-- begin MATERIAL TO PROCESS --

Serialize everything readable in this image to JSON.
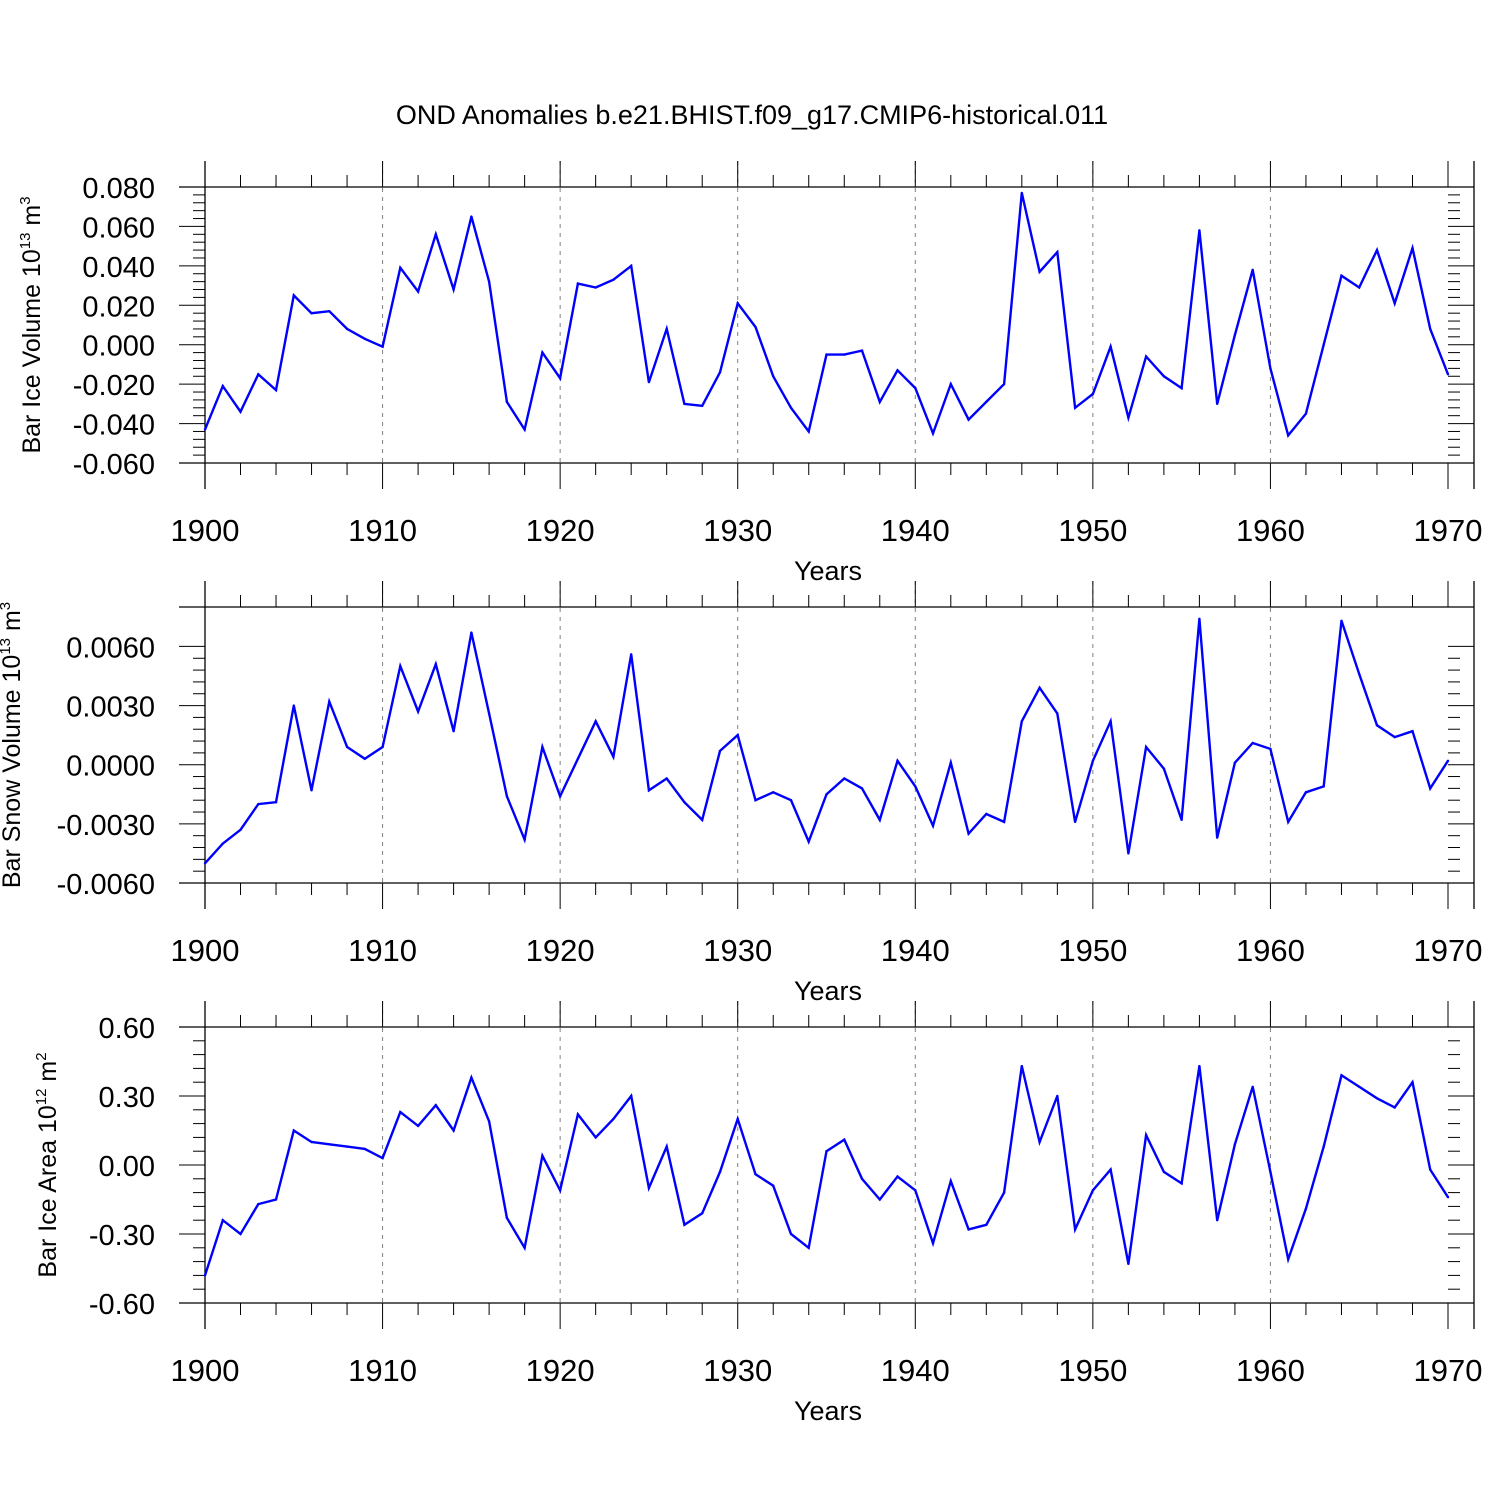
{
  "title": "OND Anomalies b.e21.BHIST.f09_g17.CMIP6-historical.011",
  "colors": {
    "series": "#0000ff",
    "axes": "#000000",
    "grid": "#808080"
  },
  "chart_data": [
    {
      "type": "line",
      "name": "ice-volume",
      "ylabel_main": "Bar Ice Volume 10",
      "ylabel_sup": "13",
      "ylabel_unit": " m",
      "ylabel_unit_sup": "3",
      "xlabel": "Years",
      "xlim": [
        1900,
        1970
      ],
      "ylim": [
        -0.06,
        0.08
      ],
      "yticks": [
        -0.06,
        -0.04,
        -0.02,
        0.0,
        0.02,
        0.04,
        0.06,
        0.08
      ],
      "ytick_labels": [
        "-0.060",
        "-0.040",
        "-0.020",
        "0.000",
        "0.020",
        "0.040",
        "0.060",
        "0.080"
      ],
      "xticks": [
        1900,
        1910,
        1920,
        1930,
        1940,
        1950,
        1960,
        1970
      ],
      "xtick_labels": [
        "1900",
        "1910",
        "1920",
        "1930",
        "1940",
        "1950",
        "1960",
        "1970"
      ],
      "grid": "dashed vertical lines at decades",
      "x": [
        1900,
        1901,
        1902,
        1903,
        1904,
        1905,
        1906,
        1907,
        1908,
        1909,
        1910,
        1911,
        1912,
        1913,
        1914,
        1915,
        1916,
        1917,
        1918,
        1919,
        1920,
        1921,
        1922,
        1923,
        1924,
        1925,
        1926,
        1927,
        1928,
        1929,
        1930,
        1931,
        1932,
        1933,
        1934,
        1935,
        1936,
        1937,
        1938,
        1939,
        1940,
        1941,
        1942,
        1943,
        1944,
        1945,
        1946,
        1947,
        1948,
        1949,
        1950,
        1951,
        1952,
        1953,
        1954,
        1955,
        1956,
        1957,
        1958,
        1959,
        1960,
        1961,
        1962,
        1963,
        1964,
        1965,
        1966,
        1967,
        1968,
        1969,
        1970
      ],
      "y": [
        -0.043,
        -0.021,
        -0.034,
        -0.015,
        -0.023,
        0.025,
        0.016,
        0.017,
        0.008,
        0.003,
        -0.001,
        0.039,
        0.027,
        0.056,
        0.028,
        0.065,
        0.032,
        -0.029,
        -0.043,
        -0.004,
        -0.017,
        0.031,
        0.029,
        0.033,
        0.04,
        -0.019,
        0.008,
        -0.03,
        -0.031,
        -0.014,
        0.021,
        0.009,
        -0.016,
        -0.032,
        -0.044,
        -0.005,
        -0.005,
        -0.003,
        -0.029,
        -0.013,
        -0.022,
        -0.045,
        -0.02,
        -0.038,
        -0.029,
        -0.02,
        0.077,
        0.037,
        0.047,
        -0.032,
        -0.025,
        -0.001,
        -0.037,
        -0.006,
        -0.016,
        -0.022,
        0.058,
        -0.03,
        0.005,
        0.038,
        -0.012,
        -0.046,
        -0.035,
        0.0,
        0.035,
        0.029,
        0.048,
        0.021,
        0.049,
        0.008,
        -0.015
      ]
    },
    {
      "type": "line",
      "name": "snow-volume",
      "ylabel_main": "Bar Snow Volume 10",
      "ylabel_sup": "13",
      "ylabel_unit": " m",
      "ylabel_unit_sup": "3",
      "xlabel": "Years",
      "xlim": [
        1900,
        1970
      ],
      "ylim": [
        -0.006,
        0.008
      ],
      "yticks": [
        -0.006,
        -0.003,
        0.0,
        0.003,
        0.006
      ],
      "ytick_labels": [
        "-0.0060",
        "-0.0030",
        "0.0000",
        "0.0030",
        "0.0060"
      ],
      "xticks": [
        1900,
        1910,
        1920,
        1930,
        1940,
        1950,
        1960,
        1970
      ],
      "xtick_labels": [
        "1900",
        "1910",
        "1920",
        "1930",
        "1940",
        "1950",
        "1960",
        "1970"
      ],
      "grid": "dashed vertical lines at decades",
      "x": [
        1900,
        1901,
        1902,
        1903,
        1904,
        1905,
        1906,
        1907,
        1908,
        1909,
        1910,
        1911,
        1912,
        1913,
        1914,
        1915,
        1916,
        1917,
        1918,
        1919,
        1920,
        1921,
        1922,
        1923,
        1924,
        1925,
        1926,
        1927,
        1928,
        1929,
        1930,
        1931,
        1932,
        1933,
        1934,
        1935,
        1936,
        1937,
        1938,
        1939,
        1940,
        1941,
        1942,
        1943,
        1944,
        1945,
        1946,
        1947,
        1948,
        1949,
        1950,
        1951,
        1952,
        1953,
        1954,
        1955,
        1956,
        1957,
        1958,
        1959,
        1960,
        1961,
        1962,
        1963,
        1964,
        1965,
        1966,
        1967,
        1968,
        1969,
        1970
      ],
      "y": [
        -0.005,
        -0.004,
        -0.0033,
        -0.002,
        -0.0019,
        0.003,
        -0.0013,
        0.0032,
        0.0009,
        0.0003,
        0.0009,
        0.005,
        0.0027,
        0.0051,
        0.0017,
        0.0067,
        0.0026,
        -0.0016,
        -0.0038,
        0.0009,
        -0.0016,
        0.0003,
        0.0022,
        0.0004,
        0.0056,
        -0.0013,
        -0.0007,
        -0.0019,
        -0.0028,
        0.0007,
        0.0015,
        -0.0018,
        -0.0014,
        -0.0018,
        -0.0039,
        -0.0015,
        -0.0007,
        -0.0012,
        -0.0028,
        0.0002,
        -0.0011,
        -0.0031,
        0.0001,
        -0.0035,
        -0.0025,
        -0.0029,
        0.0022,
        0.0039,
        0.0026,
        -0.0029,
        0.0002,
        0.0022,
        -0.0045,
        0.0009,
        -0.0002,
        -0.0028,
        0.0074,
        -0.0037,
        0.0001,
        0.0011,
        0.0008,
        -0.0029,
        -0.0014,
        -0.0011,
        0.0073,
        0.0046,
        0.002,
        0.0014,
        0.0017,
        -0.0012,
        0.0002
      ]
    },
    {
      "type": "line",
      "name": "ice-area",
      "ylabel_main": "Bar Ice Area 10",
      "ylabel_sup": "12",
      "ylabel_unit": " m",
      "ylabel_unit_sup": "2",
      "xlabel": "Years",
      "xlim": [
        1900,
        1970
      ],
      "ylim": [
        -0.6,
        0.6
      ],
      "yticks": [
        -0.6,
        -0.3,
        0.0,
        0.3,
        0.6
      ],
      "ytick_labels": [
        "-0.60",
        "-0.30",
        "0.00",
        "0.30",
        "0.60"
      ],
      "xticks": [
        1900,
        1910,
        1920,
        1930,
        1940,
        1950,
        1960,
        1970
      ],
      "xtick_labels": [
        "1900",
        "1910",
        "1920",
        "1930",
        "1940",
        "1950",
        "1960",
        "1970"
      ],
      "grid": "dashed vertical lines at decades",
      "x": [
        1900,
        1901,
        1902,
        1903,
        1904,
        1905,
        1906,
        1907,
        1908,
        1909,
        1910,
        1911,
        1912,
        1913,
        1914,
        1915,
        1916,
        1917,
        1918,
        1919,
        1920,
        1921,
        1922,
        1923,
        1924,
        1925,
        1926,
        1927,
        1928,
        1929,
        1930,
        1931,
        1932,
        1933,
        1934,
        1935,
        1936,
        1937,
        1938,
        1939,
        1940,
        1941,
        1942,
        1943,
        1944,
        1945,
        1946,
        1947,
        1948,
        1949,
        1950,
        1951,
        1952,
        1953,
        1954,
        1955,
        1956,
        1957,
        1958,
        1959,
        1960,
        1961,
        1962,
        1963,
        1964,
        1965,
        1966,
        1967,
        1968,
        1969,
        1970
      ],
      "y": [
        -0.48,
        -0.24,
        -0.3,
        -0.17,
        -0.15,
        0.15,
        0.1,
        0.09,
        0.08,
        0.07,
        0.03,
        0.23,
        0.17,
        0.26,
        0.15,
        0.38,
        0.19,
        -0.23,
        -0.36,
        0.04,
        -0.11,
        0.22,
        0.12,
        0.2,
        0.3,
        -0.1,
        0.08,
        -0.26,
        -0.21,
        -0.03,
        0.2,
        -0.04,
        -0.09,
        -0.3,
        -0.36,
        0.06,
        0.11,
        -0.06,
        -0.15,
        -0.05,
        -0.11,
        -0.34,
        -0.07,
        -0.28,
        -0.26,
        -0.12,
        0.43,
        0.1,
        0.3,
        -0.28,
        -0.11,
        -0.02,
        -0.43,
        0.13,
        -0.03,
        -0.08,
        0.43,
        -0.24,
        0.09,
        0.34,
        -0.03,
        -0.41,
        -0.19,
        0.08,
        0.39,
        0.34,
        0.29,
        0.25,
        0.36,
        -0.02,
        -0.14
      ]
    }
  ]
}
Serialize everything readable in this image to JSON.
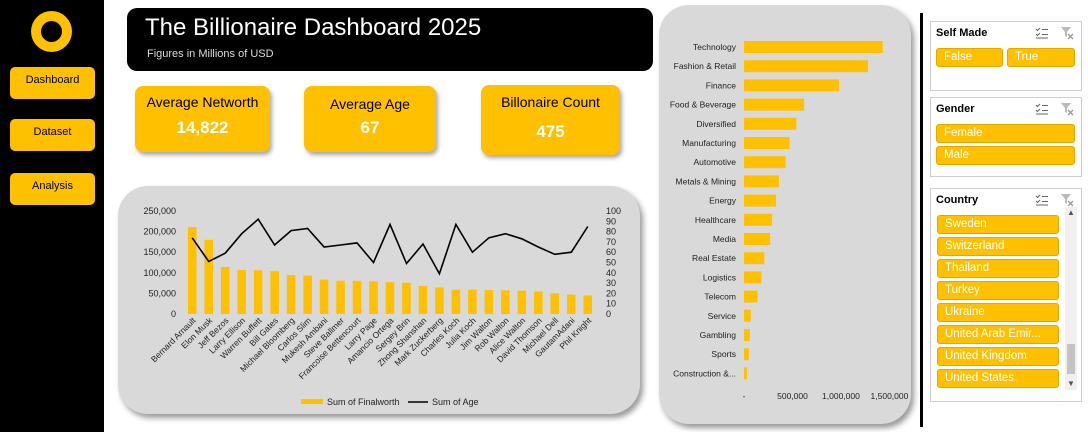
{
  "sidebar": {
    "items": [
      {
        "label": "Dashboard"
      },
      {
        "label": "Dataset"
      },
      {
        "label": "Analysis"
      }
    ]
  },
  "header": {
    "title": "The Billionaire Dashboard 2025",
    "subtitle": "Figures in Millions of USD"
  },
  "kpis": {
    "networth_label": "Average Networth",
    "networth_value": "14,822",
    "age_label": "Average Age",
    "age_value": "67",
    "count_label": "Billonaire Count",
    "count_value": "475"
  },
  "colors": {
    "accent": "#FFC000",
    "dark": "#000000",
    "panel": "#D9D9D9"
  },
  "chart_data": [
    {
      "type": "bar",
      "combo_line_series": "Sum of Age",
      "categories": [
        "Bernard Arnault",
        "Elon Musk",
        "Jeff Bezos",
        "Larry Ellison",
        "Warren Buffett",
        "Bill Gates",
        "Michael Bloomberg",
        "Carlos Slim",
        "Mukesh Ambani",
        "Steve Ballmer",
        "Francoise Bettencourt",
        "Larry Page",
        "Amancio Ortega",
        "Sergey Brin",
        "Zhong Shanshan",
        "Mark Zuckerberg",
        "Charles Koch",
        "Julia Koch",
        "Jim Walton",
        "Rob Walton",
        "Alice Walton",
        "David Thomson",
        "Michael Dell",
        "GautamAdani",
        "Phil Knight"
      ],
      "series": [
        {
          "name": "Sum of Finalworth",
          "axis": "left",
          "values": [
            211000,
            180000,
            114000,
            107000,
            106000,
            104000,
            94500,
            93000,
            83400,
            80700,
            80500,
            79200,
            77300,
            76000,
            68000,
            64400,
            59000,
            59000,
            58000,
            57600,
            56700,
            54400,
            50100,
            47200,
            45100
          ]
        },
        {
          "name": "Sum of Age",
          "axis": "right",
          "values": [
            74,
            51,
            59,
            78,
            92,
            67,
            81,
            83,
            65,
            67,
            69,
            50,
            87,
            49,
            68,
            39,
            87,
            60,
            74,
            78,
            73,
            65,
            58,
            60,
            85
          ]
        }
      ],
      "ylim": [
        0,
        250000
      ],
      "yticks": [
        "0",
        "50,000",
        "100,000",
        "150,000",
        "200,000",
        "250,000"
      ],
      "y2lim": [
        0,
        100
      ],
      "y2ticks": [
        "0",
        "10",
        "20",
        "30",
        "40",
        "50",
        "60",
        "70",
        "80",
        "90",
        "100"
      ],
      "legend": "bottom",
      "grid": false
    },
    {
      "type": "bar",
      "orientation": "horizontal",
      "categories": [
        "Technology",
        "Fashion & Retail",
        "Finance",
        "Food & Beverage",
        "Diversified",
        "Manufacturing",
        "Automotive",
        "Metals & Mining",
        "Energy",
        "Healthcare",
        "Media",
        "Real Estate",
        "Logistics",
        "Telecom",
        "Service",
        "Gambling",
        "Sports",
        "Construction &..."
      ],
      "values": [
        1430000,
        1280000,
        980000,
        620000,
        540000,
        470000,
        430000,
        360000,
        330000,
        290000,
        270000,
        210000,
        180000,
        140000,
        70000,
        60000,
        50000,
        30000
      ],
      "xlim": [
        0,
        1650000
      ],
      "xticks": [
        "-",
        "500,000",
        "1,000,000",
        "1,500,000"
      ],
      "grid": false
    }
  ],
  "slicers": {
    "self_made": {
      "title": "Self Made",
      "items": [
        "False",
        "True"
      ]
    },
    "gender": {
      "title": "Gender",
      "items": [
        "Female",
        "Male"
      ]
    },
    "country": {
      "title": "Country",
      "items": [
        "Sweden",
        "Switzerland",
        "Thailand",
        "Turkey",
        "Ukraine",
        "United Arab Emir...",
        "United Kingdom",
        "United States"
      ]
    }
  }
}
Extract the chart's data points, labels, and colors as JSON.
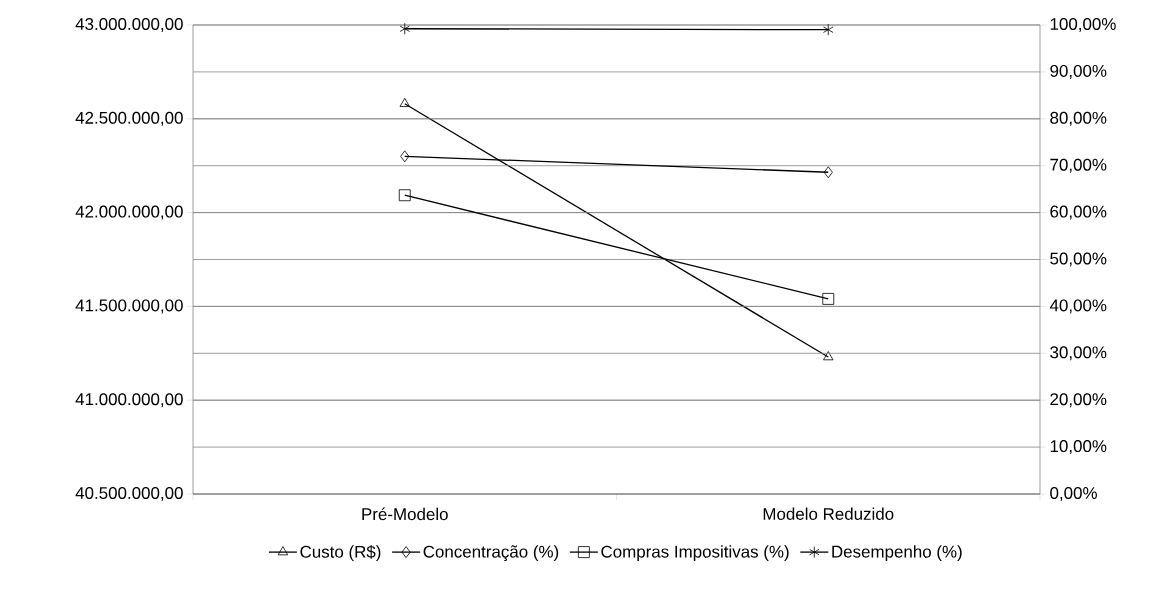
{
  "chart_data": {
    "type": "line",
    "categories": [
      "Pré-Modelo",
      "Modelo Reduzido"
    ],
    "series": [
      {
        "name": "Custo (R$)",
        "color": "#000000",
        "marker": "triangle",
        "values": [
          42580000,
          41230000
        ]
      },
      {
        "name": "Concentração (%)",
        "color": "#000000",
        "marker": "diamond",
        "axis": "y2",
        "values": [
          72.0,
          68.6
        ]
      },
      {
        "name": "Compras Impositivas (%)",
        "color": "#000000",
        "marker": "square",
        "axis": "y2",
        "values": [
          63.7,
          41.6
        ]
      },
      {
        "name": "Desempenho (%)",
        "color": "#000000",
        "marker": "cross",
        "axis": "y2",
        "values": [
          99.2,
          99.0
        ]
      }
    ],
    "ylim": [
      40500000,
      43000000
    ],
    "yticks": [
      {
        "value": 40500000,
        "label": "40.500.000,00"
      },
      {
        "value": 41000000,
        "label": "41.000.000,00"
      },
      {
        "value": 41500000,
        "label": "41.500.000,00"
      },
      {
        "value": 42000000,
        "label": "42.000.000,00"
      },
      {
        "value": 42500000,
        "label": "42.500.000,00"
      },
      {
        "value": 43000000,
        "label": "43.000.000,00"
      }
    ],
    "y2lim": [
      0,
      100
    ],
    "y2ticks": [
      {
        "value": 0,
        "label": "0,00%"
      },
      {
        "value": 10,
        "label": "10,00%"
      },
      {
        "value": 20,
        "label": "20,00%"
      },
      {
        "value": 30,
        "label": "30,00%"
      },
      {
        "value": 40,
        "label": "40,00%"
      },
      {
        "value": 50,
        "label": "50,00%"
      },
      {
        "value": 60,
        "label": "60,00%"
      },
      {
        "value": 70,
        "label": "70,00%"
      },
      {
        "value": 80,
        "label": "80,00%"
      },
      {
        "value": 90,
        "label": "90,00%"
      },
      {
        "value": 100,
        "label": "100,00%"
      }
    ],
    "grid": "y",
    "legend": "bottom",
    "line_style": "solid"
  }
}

-- end MATERIAL TO PROCESS --

§ **WHAT NEEDS TO BE DONE**:
Find all the lines containing "name" in the material, then copy them.

§ **RESPONSE BELOW**:
      "name": "ice-volume",
      "name": "snow-volume",
      "name": "ice-area",
          "name": "Sum of Finalworth",
          "name": "Sum of Age",
        "name": "Custo (R$)",
        "name": "Concentração (%)",
        "name": "Compras Impositivas (%)",
        "name": "Desempenho (%)",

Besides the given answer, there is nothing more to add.